- _Provided records_:
»»

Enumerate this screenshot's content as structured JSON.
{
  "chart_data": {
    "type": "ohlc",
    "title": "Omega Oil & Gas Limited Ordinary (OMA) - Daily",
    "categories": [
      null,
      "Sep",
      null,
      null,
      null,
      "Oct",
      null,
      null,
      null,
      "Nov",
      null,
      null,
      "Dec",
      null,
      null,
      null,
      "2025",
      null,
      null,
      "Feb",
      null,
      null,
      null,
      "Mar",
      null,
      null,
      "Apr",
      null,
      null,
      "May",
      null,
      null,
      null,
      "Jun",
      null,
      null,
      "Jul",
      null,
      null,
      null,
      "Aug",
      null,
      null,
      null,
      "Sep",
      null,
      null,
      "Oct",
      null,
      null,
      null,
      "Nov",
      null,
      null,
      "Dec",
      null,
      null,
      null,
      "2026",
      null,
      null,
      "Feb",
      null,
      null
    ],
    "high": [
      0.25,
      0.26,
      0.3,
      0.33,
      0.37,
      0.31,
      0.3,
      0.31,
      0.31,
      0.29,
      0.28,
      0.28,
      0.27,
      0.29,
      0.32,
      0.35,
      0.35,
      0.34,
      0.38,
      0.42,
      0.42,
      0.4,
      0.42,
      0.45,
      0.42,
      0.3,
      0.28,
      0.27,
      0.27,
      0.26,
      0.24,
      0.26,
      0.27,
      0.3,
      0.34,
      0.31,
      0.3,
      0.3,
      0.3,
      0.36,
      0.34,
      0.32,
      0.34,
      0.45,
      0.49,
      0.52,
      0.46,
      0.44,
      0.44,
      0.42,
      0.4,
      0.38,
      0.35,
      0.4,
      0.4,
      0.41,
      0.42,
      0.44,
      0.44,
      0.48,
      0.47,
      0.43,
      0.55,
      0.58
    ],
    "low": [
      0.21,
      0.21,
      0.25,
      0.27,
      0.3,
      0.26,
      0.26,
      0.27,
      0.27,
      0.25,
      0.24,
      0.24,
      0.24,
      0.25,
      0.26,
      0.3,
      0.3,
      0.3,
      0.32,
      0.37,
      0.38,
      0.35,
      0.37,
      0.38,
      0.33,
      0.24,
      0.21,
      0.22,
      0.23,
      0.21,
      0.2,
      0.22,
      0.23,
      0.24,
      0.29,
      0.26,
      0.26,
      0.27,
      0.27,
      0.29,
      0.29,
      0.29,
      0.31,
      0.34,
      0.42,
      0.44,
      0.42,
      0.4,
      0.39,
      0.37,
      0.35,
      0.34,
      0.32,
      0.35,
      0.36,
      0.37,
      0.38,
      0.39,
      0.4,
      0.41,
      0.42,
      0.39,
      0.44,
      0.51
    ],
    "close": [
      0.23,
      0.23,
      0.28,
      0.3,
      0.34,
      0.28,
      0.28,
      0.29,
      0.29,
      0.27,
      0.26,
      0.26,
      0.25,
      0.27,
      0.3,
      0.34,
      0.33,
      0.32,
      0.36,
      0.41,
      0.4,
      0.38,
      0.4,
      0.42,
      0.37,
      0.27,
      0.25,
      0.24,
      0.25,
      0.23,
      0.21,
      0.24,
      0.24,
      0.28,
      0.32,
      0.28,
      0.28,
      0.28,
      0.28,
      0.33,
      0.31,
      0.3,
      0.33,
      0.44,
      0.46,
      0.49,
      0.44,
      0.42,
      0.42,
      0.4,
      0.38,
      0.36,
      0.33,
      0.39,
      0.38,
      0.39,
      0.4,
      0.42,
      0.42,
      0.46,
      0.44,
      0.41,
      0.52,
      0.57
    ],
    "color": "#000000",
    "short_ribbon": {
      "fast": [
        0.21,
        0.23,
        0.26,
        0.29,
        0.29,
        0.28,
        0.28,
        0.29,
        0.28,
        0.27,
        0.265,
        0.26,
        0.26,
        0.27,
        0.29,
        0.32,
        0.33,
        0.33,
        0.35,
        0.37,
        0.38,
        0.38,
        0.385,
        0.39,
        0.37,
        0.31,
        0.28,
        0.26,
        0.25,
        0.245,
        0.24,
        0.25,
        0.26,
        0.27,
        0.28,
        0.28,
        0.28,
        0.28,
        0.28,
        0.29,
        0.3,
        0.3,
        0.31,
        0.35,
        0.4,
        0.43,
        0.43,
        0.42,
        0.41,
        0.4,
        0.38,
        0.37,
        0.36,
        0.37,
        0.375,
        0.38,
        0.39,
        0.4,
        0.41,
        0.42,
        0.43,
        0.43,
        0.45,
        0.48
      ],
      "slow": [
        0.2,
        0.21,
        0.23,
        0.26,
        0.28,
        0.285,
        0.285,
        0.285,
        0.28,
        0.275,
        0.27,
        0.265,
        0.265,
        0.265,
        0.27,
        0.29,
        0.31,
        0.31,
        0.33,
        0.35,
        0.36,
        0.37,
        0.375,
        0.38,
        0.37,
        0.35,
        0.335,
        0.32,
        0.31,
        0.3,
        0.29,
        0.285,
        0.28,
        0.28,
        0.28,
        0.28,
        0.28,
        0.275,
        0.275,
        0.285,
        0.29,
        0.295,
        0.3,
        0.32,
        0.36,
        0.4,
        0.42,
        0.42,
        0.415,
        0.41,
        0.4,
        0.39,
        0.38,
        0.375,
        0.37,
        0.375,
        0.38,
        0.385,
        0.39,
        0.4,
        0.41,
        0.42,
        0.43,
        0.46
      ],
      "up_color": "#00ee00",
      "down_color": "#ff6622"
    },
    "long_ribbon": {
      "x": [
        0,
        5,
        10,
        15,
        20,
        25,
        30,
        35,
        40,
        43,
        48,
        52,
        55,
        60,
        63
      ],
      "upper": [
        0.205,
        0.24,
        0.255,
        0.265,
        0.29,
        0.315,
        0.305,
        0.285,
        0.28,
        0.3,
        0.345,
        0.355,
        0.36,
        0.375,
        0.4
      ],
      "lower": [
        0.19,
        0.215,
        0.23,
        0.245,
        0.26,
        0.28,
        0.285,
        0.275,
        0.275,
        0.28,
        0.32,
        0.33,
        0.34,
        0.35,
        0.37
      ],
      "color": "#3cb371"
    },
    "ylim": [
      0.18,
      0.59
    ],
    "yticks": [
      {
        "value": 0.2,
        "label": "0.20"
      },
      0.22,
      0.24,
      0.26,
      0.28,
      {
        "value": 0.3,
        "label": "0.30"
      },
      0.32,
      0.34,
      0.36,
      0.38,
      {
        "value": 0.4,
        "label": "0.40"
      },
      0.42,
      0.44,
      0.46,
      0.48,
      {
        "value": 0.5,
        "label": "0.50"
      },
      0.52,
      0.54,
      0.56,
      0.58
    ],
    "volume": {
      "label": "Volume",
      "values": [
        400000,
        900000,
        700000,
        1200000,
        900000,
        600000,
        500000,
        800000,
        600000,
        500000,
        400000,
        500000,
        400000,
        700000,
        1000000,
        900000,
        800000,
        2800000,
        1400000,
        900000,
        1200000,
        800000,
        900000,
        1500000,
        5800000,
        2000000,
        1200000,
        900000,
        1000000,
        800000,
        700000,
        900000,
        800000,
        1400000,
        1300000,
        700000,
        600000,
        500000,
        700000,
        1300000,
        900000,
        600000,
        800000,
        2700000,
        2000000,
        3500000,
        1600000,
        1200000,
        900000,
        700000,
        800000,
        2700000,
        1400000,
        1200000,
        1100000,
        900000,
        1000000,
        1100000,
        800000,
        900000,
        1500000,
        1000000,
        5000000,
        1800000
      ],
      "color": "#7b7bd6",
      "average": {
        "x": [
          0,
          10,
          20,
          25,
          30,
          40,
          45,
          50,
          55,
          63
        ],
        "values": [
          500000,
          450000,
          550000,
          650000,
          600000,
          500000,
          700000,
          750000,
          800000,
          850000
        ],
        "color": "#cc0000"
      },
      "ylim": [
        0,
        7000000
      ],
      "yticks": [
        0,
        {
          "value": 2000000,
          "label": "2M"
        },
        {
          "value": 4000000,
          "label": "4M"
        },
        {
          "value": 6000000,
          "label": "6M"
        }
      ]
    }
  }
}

««

- _Directions for this task_:
Reply with one number only: the count of lines in the entries that contain "label".

- _The response_:
8